## STATED EXERCISE
Every line of the data must be copied exactly.
##### RECORDS FOR THE EXERCISE
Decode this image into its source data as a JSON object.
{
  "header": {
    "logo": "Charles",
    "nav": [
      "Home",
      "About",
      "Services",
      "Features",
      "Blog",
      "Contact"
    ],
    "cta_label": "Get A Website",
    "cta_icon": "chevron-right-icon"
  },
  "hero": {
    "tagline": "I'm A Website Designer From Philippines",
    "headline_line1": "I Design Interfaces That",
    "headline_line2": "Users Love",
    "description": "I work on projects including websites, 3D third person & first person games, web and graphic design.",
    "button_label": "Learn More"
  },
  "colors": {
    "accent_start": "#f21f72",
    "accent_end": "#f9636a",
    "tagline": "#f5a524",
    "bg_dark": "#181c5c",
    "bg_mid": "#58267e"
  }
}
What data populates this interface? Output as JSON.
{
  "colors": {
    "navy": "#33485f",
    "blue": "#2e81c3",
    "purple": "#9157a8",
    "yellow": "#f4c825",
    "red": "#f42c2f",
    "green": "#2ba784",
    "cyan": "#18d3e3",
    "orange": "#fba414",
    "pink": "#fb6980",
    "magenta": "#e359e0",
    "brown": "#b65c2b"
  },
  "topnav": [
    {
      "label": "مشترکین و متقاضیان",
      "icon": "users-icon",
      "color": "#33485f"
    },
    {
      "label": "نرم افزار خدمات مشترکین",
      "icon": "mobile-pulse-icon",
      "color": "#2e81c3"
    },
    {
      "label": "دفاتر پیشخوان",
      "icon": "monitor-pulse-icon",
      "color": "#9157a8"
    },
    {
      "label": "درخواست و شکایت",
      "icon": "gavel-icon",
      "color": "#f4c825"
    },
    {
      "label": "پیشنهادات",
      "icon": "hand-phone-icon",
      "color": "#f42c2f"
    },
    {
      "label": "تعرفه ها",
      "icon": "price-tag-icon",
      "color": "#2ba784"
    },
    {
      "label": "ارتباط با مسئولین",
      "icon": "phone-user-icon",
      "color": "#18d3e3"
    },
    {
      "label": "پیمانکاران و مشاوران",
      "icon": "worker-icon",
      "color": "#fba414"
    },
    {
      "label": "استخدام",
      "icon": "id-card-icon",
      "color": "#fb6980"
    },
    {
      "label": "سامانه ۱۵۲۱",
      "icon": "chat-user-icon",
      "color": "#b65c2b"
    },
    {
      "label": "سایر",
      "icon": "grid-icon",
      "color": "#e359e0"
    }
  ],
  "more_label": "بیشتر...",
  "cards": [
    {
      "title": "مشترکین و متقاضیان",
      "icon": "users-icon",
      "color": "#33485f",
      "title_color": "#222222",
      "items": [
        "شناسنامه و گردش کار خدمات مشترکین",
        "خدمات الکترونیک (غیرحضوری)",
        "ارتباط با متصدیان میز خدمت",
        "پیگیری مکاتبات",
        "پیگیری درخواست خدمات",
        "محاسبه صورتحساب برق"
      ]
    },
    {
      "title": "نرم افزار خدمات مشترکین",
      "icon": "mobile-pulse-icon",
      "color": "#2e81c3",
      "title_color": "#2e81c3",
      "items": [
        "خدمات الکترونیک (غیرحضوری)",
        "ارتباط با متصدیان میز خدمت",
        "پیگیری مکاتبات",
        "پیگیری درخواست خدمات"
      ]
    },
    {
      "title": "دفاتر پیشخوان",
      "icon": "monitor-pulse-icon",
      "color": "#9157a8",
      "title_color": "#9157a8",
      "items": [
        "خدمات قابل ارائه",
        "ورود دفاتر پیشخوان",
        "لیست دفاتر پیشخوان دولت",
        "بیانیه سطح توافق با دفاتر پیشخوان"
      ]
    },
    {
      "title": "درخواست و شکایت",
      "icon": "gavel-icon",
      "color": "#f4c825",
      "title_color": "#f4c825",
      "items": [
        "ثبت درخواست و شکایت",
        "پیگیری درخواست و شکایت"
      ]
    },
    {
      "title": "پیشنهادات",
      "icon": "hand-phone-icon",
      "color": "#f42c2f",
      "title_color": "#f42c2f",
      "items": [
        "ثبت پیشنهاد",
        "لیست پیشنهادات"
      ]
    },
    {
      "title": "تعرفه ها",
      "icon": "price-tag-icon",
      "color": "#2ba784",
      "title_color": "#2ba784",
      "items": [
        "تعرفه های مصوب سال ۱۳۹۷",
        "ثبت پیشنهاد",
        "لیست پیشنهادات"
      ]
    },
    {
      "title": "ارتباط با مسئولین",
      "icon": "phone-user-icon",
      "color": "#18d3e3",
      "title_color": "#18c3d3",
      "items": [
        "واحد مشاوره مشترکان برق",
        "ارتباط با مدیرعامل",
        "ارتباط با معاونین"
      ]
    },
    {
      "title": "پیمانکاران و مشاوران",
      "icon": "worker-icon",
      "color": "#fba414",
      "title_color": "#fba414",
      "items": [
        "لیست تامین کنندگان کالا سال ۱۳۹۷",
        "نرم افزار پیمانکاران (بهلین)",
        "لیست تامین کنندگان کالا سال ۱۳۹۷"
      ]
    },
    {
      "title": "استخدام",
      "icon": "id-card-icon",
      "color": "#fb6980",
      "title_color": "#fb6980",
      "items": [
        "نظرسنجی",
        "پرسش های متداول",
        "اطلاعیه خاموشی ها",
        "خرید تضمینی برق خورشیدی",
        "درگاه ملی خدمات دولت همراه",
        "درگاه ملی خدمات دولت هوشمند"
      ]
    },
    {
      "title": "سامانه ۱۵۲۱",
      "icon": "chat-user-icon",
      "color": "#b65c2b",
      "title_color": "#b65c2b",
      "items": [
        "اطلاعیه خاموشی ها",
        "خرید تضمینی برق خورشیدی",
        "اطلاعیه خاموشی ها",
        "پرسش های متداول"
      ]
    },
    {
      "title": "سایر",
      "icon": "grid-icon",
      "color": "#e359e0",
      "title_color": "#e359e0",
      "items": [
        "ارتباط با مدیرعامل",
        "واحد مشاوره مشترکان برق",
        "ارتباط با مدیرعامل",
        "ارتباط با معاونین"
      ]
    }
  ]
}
##########
## TASK OUTPUT
Decode this image into its source data as a JSON object.
{
  "header": {
    "logo": "Charles",
    "nav": [
      "Home",
      "About",
      "Services",
      "Features",
      "Blog",
      "Contact"
    ],
    "cta_label": "Get A Website",
    "cta_icon": "chevron-right-icon"
  },
  "hero": {
    "tagline": "I'm A Website Designer From Philippines",
    "headline_line1": "I Design Interfaces That",
    "headline_line2": "Users Love",
    "description": "I work on projects including websites, 3D third person & first person games, web and graphic design.",
    "button_label": "Learn More"
  },
  "colors": {
    "accent_start": "#f21f72",
    "accent_end": "#f9636a",
    "tagline": "#f5a524",
    "bg_dark": "#181c5c",
    "bg_mid": "#58267e"
  }
}
What data populates this interface? Output as JSON.
{
  "colors": {
    "navy": "#33485f",
    "blue": "#2e81c3",
    "purple": "#9157a8",
    "yellow": "#f4c825",
    "red": "#f42c2f",
    "green": "#2ba784",
    "cyan": "#18d3e3",
    "orange": "#fba414",
    "pink": "#fb6980",
    "magenta": "#e359e0",
    "brown": "#b65c2b"
  },
  "topnav": [
    {
      "label": "مشترکین و متقاضیان",
      "icon": "users-icon",
      "color": "#33485f"
    },
    {
      "label": "نرم افزار خدمات مشترکین",
      "icon": "mobile-pulse-icon",
      "color": "#2e81c3"
    },
    {
      "label": "دفاتر پیشخوان",
      "icon": "monitor-pulse-icon",
      "color": "#9157a8"
    },
    {
      "label": "درخواست و شکایت",
      "icon": "gavel-icon",
      "color": "#f4c825"
    },
    {
      "label": "پیشنهادات",
      "icon": "hand-phone-icon",
      "color": "#f42c2f"
    },
    {
      "label": "تعرفه ها",
      "icon": "price-tag-icon",
      "color": "#2ba784"
    },
    {
      "label": "ارتباط با مسئولین",
      "icon": "phone-user-icon",
      "color": "#18d3e3"
    },
    {
      "label": "پیمانکاران و مشاوران",
      "icon": "worker-icon",
      "color": "#fba414"
    },
    {
      "label": "استخدام",
      "icon": "id-card-icon",
      "color": "#fb6980"
    },
    {
      "label": "سامانه ۱۵۲۱",
      "icon": "chat-user-icon",
      "color": "#b65c2b"
    },
    {
      "label": "سایر",
      "icon": "grid-icon",
      "color": "#e359e0"
    }
  ],
  "more_label": "بیشتر...",
  "cards": [
    {
      "title": "مشترکین و متقاضیان",
      "icon": "users-icon",
      "color": "#33485f",
      "title_color": "#222222",
      "items": [
        "شناسنامه و گردش کار خدمات مشترکین",
        "خدمات الکترونیک (غیرحضوری)",
        "ارتباط با متصدیان میز خدمت",
        "پیگیری مکاتبات",
        "پیگیری درخواست خدمات",
        "محاسبه صورتحساب برق"
      ]
    },
    {
      "title": "نرم افزار خدمات مشترکین",
      "icon": "mobile-pulse-icon",
      "color": "#2e81c3",
      "title_color": "#2e81c3",
      "items": [
        "خدمات الکترونیک (غیرحضوری)",
        "ارتباط با متصدیان میز خدمت",
        "پیگیری مکاتبات",
        "پیگیری درخواست خدمات"
      ]
    },
    {
      "title": "دفاتر پیشخوان",
      "icon": "monitor-pulse-icon",
      "color": "#9157a8",
      "title_color": "#9157a8",
      "items": [
        "خدمات قابل ارائه",
        "ورود دفاتر پیشخوان",
        "لیست دفاتر پیشخوان دولت",
        "بیانیه سطح توافق با دفاتر پیشخوان"
      ]
    },
    {
      "title": "درخواست و شکایت",
      "icon": "gavel-icon",
      "color": "#f4c825",
      "title_color": "#f4c825",
      "items": [
        "ثبت درخواست و شکایت",
        "پیگیری درخواست و شکایت"
      ]
    },
    {
      "title": "پیشنهادات",
      "icon": "hand-phone-icon",
      "color": "#f42c2f",
      "title_color": "#f42c2f",
      "items": [
        "ثبت پیشنهاد",
        "لیست پیشنهادات"
      ]
    },
    {
      "title": "تعرفه ها",
      "icon": "price-tag-icon",
      "color": "#2ba784",
      "title_color": "#2ba784",
      "items": [
        "تعرفه های مصوب سال ۱۳۹۷",
        "ثبت پیشنهاد",
        "لیست پیشنهادات"
      ]
    },
    {
      "title": "ارتباط با مسئولین",
      "icon": "phone-user-icon",
      "color": "#18d3e3",
      "title_color": "#18c3d3",
      "items": [
        "واحد مشاوره مشترکان برق",
        "ارتباط با مدیرعامل",
        "ارتباط با معاونین"
      ]
    },
    {
      "title": "پیمانکاران و مشاوران",
      "icon": "worker-icon",
      "color": "#fba414",
      "title_color": "#fba414",
      "items": [
        "لیست تامین کنندگان کالا سال ۱۳۹۷",
        "نرم افزار پیمانکاران (بهلین)",
        "لیست تامین کنندگان کالا سال ۱۳۹۷"
      ]
    },
    {
      "title": "استخدام",
      "icon": "id-card-icon",
      "color": "#fb6980",
      "title_color": "#fb6980",
      "items": [
        "نظرسنجی",
        "پرسش های متداول",
        "اطلاعیه خاموشی ها",
        "خرید تضمینی برق خورشیدی",
        "درگاه ملی خدمات دولت همراه",
        "درگاه ملی خدمات دولت هوشمند"
      ]
    },
    {
      "title": "سامانه ۱۵۲۱",
      "icon": "chat-user-icon",
      "color": "#b65c2b",
      "title_color": "#b65c2b",
      "items": [
        "اطلاعیه خاموشی ها",
        "خرید تضمینی برق خورشیدی",
        "اطلاعیه خاموشی ها",
        "پرسش های متداول"
      ]
    },
    {
      "title": "سایر",
      "icon": "grid-icon",
      "color": "#e359e0",
      "title_color": "#e359e0",
      "items": [
        "ارتباط با مدیرعامل",
        "واحد مشاوره مشترکان برق",
        "ارتباط با مدیرعامل",
        "ارتباط با معاونین"
      ]
    }
  ]
}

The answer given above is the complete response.